▸ WRITTEN PROBLEM
Filter the entries and keep only the lines where the string "Щавй" appears.

Records excerpted from a collection
-- BEGIN --

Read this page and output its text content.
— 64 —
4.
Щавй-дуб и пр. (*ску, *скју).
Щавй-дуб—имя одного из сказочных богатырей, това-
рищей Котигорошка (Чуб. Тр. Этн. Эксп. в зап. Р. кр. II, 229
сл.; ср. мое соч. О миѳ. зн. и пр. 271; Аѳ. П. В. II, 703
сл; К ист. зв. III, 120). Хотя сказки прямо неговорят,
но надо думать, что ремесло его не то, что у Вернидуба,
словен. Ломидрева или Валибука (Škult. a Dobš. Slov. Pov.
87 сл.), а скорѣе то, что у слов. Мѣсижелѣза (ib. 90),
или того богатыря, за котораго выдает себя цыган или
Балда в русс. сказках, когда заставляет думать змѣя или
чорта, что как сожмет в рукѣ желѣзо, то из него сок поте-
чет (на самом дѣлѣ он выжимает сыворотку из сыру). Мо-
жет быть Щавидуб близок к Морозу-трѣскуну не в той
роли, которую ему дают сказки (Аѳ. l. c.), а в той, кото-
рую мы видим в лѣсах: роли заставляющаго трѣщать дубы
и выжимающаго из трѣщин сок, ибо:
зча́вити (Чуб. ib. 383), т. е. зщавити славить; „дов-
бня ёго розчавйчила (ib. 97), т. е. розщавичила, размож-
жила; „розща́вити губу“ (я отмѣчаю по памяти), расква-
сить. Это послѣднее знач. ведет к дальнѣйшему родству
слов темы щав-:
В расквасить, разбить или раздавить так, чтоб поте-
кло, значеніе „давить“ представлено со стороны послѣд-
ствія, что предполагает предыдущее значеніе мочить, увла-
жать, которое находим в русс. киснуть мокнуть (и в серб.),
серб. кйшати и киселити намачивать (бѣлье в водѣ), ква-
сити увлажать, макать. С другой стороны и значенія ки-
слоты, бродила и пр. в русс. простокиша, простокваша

-- END --

▸ TASK RESPONSE
Щавй-дуб и пр. (*ску, *скју).
Щавй-дуб—имя одного из сказочных богатырей, това-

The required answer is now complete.